**REQUIREMENT:**
What follows is a listing. Return every line of it exactly.
start
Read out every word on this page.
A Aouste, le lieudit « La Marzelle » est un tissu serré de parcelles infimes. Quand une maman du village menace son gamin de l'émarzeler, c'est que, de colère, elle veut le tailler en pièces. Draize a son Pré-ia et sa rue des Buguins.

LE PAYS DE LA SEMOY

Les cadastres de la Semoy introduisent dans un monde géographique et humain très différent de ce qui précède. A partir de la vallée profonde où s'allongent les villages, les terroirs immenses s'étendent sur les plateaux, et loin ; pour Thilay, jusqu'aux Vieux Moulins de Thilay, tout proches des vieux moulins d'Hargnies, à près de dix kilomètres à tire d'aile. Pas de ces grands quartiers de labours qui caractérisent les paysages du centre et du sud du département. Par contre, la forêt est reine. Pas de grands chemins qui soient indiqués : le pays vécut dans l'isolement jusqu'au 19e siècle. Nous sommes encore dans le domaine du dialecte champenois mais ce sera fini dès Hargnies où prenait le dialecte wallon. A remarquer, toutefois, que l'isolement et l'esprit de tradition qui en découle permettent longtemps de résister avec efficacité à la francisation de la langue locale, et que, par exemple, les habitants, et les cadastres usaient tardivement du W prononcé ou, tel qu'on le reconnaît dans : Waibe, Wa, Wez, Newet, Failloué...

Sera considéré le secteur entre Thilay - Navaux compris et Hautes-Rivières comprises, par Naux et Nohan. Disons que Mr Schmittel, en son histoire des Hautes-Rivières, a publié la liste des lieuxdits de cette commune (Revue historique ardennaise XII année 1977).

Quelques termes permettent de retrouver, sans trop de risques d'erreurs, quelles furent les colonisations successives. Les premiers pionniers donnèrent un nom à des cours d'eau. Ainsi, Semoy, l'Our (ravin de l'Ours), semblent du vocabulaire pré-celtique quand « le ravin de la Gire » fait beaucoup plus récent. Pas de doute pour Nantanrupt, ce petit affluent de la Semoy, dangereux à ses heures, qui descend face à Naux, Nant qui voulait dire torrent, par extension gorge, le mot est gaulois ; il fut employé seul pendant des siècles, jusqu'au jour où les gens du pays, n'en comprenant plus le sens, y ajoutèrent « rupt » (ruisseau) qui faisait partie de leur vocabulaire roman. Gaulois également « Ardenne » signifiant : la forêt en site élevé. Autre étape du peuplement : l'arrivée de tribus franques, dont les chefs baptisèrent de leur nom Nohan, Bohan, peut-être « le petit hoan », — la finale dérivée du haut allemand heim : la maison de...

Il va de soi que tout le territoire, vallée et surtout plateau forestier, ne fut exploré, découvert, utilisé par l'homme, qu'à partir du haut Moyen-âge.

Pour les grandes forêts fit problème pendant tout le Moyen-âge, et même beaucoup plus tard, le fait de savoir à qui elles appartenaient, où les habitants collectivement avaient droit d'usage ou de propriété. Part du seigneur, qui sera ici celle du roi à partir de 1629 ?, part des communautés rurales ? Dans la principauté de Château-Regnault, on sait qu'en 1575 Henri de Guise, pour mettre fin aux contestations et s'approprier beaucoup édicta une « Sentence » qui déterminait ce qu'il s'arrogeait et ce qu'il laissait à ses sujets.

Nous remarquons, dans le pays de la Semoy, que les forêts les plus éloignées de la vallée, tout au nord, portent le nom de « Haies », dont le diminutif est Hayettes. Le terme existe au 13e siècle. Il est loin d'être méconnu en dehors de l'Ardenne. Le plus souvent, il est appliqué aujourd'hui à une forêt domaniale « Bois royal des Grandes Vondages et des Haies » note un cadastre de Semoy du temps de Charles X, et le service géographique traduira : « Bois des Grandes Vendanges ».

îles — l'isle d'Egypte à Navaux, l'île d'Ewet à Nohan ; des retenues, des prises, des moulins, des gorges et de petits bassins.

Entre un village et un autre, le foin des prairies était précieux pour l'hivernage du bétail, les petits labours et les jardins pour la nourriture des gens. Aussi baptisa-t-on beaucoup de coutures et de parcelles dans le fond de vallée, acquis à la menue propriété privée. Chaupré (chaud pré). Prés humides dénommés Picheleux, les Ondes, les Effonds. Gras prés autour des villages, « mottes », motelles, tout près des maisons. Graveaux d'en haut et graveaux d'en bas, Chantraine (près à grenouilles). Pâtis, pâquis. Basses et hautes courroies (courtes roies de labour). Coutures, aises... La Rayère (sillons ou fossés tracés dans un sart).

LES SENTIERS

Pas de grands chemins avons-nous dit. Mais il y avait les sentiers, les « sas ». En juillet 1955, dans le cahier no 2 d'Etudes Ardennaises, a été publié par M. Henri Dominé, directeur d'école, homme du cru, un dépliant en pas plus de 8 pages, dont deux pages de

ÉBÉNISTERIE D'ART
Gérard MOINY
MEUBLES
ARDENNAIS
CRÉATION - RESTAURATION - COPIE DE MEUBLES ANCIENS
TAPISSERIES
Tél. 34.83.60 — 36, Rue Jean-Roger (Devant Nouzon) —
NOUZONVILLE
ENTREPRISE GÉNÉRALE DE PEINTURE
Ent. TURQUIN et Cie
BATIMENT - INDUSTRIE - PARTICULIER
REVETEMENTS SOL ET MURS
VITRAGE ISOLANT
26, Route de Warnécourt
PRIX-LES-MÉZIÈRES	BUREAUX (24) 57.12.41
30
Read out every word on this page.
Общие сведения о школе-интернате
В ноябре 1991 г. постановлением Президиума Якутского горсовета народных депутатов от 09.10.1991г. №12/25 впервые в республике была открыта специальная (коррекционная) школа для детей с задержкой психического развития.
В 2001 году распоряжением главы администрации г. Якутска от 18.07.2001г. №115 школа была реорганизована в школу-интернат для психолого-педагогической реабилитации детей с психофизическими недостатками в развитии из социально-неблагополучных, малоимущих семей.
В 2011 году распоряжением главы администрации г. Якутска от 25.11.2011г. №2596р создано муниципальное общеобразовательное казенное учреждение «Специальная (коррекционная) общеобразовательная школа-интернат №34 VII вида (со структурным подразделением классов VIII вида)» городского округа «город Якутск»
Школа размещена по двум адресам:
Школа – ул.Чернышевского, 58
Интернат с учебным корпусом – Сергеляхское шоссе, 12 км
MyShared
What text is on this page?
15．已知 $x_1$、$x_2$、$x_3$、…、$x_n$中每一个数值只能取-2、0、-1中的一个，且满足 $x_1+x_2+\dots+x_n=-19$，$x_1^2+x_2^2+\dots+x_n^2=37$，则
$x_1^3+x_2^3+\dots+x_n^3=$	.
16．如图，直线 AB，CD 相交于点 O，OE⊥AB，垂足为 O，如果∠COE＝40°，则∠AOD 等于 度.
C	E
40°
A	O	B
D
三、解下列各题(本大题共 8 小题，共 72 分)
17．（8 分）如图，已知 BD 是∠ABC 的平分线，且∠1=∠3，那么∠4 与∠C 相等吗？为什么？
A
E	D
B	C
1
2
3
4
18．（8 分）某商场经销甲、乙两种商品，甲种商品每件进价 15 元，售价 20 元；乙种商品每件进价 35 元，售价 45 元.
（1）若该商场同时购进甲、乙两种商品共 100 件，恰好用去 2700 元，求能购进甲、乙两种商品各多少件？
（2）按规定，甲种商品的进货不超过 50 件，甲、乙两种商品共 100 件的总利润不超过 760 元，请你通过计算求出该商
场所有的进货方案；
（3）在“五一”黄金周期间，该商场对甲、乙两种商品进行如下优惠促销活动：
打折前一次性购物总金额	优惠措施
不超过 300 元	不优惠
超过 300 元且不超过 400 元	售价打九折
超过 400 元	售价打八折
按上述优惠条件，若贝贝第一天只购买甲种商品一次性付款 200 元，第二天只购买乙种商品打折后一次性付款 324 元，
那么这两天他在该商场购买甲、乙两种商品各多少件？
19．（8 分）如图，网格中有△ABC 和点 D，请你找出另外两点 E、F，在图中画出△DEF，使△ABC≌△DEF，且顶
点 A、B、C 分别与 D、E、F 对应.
end
**RESPONSE TO THIS TASK:**
Read out every word on this page.
A Aouste, le lieudit « La Marzelle » est un tissu serré de parcelles infimes. Quand une maman du village menace son gamin de l'émarzeler, c'est que, de colère, elle veut le tailler en pièces. Draize a son Pré-ia et sa rue des Buguins.

LE PAYS DE LA SEMOY

Les cadastres de la Semoy introduisent dans un monde géographique et humain très différent de ce qui précède. A partir de la vallée profonde où s'allongent les villages, les terroirs immenses s'étendent sur les plateaux, et loin ; pour Thilay, jusqu'aux Vieux Moulins de Thilay, tout proches des vieux moulins d'Hargnies, à près de dix kilomètres à tire d'aile. Pas de ces grands quartiers de labours qui caractérisent les paysages du centre et du sud du département. Par contre, la forêt est reine. Pas de grands chemins qui soient indiqués : le pays vécut dans l'isolement jusqu'au 19e siècle. Nous sommes encore dans le domaine du dialecte champenois mais ce sera fini dès Hargnies où prenait le dialecte wallon. A remarquer, toutefois, que l'isolement et l'esprit de tradition qui en découle permettent longtemps de résister avec efficacité à la francisation de la langue locale, et que, par exemple, les habitants, et les cadastres usaient tardivement du W prononcé ou, tel qu'on le reconnaît dans : Waibe, Wa, Wez, Newet, Failloué...

Sera considéré le secteur entre Thilay - Navaux compris et Hautes-Rivières comprises, par Naux et Nohan. Disons que Mr Schmittel, en son histoire des Hautes-Rivières, a publié la liste des lieuxdits de cette commune (Revue historique ardennaise XII année 1977).

Quelques termes permettent de retrouver, sans trop de risques d'erreurs, quelles furent les colonisations successives. Les premiers pionniers donnèrent un nom à des cours d'eau. Ainsi, Semoy, l'Our (ravin de l'Ours), semblent du vocabulaire pré-celtique quand « le ravin de la Gire » fait beaucoup plus récent. Pas de doute pour Nantanrupt, ce petit affluent de la Semoy, dangereux à ses heures, qui descend face à Naux, Nant qui voulait dire torrent, par extension gorge, le mot est gaulois ; il fut employé seul pendant des siècles, jusqu'au jour où les gens du pays, n'en comprenant plus le sens, y ajoutèrent « rupt » (ruisseau) qui faisait partie de leur vocabulaire roman. Gaulois également « Ardenne » signifiant : la forêt en site élevé. Autre étape du peuplement : l'arrivée de tribus franques, dont les chefs baptisèrent de leur nom Nohan, Bohan, peut-être « le petit hoan », — la finale dérivée du haut allemand heim : la maison de...

Il va de soi que tout le territoire, vallée et surtout plateau forestier, ne fut exploré, découvert, utilisé par l'homme, qu'à partir du haut Moyen-âge.

Pour les grandes forêts fit problème pendant tout le Moyen-âge, et même beaucoup plus tard, le fait de savoir à qui elles appartenaient, où les habitants collectivement avaient droit d'usage ou de propriété. Part du seigneur, qui sera ici celle du roi à partir de 1629 ?, part des communautés rurales ? Dans la principauté de Château-Regnault, on sait qu'en 1575 Henri de Guise, pour mettre fin aux contestations et s'approprier beaucoup édicta une « Sentence » qui déterminait ce qu'il s'arrogeait et ce qu'il laissait à ses sujets.

Nous remarquons, dans le pays de la Semoy, que les forêts les plus éloignées de la vallée, tout au nord, portent le nom de « Haies », dont le diminutif est Hayettes. Le terme existe au 13e siècle. Il est loin d'être méconnu en dehors de l'Ardenne. Le plus souvent, il est appliqué aujourd'hui à une forêt domaniale « Bois royal des Grandes Vondages et des Haies » note un cadastre de Semoy du temps de Charles X, et le service géographique traduira : « Bois des Grandes Vendanges ».

îles — l'isle d'Egypte à Navaux, l'île d'Ewet à Nohan ; des retenues, des prises, des moulins, des gorges et de petits bassins.

Entre un village et un autre, le foin des prairies était précieux pour l'hivernage du bétail, les petits labours et les jardins pour la nourriture des gens. Aussi baptisa-t-on beaucoup de coutures et de parcelles dans le fond de vallée, acquis à la menue propriété privée. Chaupré (chaud pré). Prés humides dénommés Picheleux, les Ondes, les Effonds. Gras prés autour des villages, « mottes », motelles, tout près des maisons. Graveaux d'en haut et graveaux d'en bas, Chantraine (près à grenouilles). Pâtis, pâquis. Basses et hautes courroies (courtes roies de labour). Coutures, aises... La Rayère (sillons ou fossés tracés dans un sart).

LES SENTIERS

Pas de grands chemins avons-nous dit. Mais il y avait les sentiers, les « sas ». En juillet 1955, dans le cahier no 2 d'Etudes Ardennaises, a été publié par M. Henri Dominé, directeur d'école, homme du cru, un dépliant en pas plus de 8 pages, dont deux pages de

ÉBÉNISTERIE D'ART
Gérard MOINY
MEUBLES
ARDENNAIS
CRÉATION - RESTAURATION - COPIE DE MEUBLES ANCIENS
TAPISSERIES
Tél. 34.83.60 — 36, Rue Jean-Roger (Devant Nouzon) —
NOUZONVILLE
ENTREPRISE GÉNÉRALE DE PEINTURE
Ent. TURQUIN et Cie
BATIMENT - INDUSTRIE - PARTICULIER
REVETEMENTS SOL ET MURS
VITRAGE ISOLANT
26, Route de Warnécourt
PRIX-LES-MÉZIÈRES	BUREAUX (24) 57.12.41
30
Read out every word on this page.
Общие сведения о школе-интернате
В ноябре 1991 г. постановлением Президиума Якутского горсовета народных депутатов от 09.10.1991г. №12/25 впервые в республике была открыта специальная (коррекционная) школа для детей с задержкой психического развития.
В 2001 году распоряжением главы администрации г. Якутска от 18.07.2001г. №115 школа была реорганизована в школу-интернат для психолого-педагогической реабилитации детей с психофизическими недостатками в развитии из социально-неблагополучных, малоимущих семей.
В 2011 году распоряжением главы администрации г. Якутска от 25.11.2011г. №2596р создано муниципальное общеобразовательное казенное учреждение «Специальная (коррекционная) общеобразовательная школа-интернат №34 VII вида (со структурным подразделением классов VIII вида)» городского округа «город Якутск»
Школа размещена по двум адресам:
Школа – ул.Чернышевского, 58
Интернат с учебным корпусом – Сергеляхское шоссе, 12 км
MyShared
What text is on this page?
15．已知 $x_1$、$x_2$、$x_3$、…、$x_n$中每一个数值只能取-2、0、-1中的一个，且满足 $x_1+x_2+\dots+x_n=-19$，$x_1^2+x_2^2+\dots+x_n^2=37$，则
$x_1^3+x_2^3+\dots+x_n^3=$	.
16．如图，直线 AB，CD 相交于点 O，OE⊥AB，垂足为 O，如果∠COE＝40°，则∠AOD 等于 度.
C	E
40°
A	O	B
D
三、解下列各题(本大题共 8 小题，共 72 分)
17．（8 分）如图，已知 BD 是∠ABC 的平分线，且∠1=∠3，那么∠4 与∠C 相等吗？为什么？
A
E	D
B	C
1
2
3
4
18．（8 分）某商场经销甲、乙两种商品，甲种商品每件进价 15 元，售价 20 元；乙种商品每件进价 35 元，售价 45 元.
（1）若该商场同时购进甲、乙两种商品共 100 件，恰好用去 2700 元，求能购进甲、乙两种商品各多少件？
（2）按规定，甲种商品的进货不超过 50 件，甲、乙两种商品共 100 件的总利润不超过 760 元，请你通过计算求出该商
场所有的进货方案；
（3）在“五一”黄金周期间，该商场对甲、乙两种商品进行如下优惠促销活动：
打折前一次性购物总金额	优惠措施
不超过 300 元	不优惠
超过 300 元且不超过 400 元	售价打九折
超过 400 元	售价打八折
按上述优惠条件，若贝贝第一天只购买甲种商品一次性付款 200 元，第二天只购买乙种商品打折后一次性付款 324 元，
那么这两天他在该商场购买甲、乙两种商品各多少件？
19．（8 分）如图，网格中有△ABC 和点 D，请你找出另外两点 E、F，在图中画出△DEF，使△ABC≌△DEF，且顶
点 A、B、C 分别与 D、E、F 对应.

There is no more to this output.